How Does An EPIRB Work?

An EPIRB (that stands for – Emergency Position Indicating Radio Beacon) is designed to activate search and rescue services (SAR) in an emergency at sea and provide sufficient data that is necessary to conduct the rescue operation.  

EPIRBs At a Glance:
1️⃣ The system provides a quick and accurate location of the incident, enabling the most appropriately situated rescue services to be tasked.

2️⃣ EPIRBs are part of a family of rescue locating devices, including Maritime EPIRBs (Emergency Position Indicating Radio Beacons), Aviation ELTs (Emergency Locator Transmitters,) and Remote environment personal use PLBs (Personal Locator Beacons.)

3️⃣ EPIRBs are required to be carried on the following vessels.

4️⃣ Recreational boats that navigate over 50 miles offshore.

5️⃣ All fishing boats that operate 6 miles are required to install a “Category 1” EPIRB that activates automatically.

6️⃣ Charter boats that travel 12 miles or more or have space to carry 12 or more passengers must install a “Category 1” EPIRB that activates automatically.

7️⃣ Any vessel must comply with the Global Maritime Distress and Safety System (GMDSS.)

📡 Purpose Of An EPIRB 

There are two categories of EPIRBs:

  • Category One uses a hydrostatic switch that releases when it comes into contact with water and automatically starts the distress transmission.
  • Category two can only be activated manually by depressing a switch.

The system forms part of a rescue chain that starts with radio communications between the vessel and the relevant authorities.  

The use of the EPIRB is not the first link in the chain and will generally only be activated (manually or, in some cases, automatically) when the emergency situation prevents the use of the radio.

The distress signal emitted by the EPIRB includes the unique serial number (called a hex code) of the craft.

When cross-referenced with the computer database, it allows the rescuers to learn the following:

  • The type of beacon (EPIRB, ELT – Emergency location device found on aircraft, PLB – Personal Locator Beacons.)
  • The country code of the vessel’s registration.
  • The name of the vessel.
  • A description of the vessel type.
  • The vessel’s home port.
  • Other information that is useful to the rescuers.
  • The emergency contact phone details of the vessel that is in distress.

In addition to the hex codes, the transmission also contains either a 122-bit or 144-bit message containing a field (49-bit) that includes identification and position information (if fitted with a GPS.)

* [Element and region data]
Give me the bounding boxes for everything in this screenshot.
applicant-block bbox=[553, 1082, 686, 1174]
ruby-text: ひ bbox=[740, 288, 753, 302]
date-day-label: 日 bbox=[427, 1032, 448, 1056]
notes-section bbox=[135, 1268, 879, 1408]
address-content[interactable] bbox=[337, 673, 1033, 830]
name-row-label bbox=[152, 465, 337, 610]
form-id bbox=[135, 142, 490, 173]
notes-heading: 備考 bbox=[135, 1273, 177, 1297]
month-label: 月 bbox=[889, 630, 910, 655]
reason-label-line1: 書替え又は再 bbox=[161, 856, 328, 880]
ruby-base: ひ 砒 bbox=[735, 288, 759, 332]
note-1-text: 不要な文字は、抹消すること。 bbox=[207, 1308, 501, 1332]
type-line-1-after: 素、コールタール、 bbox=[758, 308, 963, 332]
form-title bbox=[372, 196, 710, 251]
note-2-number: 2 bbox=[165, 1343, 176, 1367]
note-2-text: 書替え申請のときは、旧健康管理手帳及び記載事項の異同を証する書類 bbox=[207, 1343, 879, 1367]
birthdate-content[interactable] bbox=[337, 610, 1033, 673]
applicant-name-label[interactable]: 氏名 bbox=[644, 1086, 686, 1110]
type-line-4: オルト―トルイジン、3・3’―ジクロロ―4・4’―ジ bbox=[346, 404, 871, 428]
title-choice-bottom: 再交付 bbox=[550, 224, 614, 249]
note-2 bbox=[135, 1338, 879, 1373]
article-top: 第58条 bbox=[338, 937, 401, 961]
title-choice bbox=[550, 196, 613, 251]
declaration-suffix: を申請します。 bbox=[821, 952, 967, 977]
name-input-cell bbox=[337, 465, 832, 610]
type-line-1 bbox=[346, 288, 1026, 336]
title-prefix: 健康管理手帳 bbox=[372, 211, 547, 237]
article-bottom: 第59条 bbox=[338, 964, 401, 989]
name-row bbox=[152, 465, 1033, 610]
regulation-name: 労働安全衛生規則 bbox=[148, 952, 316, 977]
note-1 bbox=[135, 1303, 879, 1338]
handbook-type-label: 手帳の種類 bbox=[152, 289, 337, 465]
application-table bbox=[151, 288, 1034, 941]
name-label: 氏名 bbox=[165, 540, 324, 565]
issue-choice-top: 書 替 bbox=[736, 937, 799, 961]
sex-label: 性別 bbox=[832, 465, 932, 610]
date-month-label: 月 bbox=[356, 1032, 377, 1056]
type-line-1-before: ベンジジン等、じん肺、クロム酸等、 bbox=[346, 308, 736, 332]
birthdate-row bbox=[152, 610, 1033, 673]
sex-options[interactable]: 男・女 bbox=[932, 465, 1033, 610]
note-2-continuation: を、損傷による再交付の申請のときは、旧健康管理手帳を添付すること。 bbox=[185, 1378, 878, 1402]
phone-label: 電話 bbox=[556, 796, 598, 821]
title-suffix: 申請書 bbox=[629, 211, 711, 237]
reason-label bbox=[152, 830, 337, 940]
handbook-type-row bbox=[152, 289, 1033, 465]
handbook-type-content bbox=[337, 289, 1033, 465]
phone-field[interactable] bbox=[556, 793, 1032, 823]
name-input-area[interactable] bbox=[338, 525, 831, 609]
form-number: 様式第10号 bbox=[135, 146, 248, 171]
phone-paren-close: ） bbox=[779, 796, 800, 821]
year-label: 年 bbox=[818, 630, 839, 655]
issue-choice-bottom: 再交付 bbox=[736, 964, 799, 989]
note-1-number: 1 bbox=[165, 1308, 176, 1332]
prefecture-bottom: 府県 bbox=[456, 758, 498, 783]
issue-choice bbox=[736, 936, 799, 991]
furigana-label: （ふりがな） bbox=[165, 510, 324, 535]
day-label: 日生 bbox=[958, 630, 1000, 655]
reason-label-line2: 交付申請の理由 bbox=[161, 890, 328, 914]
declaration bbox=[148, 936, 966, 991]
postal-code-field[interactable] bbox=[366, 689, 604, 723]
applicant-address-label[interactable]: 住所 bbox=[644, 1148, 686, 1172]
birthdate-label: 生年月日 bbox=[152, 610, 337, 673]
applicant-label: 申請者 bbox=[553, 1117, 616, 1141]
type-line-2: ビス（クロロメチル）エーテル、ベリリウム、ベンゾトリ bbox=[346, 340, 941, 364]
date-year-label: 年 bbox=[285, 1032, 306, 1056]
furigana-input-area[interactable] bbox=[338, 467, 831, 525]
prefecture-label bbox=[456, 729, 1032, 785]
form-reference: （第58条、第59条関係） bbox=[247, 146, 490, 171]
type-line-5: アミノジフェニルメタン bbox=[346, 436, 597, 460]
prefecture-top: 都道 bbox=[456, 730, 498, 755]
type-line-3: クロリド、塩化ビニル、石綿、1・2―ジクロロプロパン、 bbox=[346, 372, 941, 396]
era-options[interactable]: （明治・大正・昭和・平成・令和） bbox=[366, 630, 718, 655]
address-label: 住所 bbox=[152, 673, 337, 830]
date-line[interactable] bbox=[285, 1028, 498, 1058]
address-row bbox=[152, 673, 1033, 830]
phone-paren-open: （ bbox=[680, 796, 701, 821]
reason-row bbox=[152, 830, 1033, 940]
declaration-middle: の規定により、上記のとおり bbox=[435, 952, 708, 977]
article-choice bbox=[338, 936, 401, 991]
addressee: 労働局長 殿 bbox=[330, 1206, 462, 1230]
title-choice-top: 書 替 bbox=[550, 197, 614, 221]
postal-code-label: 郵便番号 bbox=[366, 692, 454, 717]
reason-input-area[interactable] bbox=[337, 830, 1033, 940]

* [Exercise description] Write the next part of the text on how an EPIRB works, starting after its last sentence. The material plays no part in what is asked here.

* [Response]
This enables the rescue coordinators to contact the next of kin and inform them of the situation.

It also allows the rescue services to find out more information from the next of kin, including where the boat was heading, the rescue equipment onboard, and the number of passengers.

The rescuers can then activate the appropriate rescue resources with a more complete picture.

The EPIRB transmitter units are designed to float in water and continue transmitting the distress signal for 2 days (48 hours.)

🚨 How An EPIRB Sends Out A Distress Signal

The EPIRB device is required to transmit two signals as follows. These are just two types of marine emergency beacons.

Distress Signal On 406 MHz

The most powerful transmitter sends a signal at a frequency of 406 MHz. This signal is received by three satellite systems in different orbits.


The COSPAS-SARSAT satellite constellation is in a geostationary orbit above the equator.

Because a satellite is moving in line with the Earth as it rotates, it appears stationary when viewed from the Earth.

COSPAS -SARSAT satellites (GEO) are placed at 22,300 miles (35,800km.)

Medium Earth Orbiting (MEO)

These are placed at altitudes between 1,000 miles and 22,000 miles. A satellite that is positioned at 12,600 miles (20,200 km.) 

Since 2004 the COSPAS-SARSAT has been including emergency receivers as part of the payload on MEO satellites. These have included the following satellite systems.

  • The European Galileo Navigation Satellite Systems
  • The Russian GLONASS Navigation Satellite Systems.
  • The USA GPS Navigation Satellite Systems.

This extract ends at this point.